Figure data in JSON:
* START *

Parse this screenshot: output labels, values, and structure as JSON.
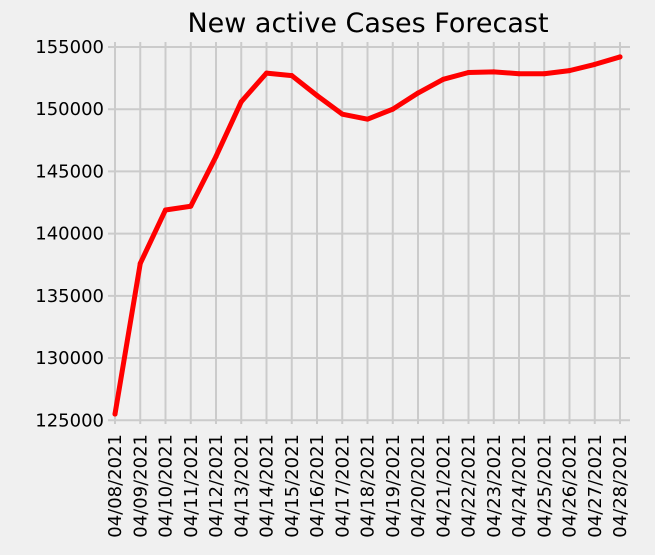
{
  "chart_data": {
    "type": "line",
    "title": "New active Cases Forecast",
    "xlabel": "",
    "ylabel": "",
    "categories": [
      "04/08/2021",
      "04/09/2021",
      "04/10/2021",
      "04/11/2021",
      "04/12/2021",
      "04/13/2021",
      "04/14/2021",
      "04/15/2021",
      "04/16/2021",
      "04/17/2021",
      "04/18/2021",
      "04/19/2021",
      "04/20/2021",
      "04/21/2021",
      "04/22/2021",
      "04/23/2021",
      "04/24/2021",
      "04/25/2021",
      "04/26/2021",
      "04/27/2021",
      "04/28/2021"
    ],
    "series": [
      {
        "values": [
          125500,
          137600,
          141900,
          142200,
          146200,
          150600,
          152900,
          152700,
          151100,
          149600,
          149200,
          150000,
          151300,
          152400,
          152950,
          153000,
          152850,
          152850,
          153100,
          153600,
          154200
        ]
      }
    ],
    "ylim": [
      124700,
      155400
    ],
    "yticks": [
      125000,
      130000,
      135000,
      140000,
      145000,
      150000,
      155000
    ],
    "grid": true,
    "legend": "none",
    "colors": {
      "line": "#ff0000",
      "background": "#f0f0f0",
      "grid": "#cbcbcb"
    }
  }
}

* END *

» STATED GOAL: Report how many lines in this data include the string "values", and nothing else.

» FINISHED TASK: 2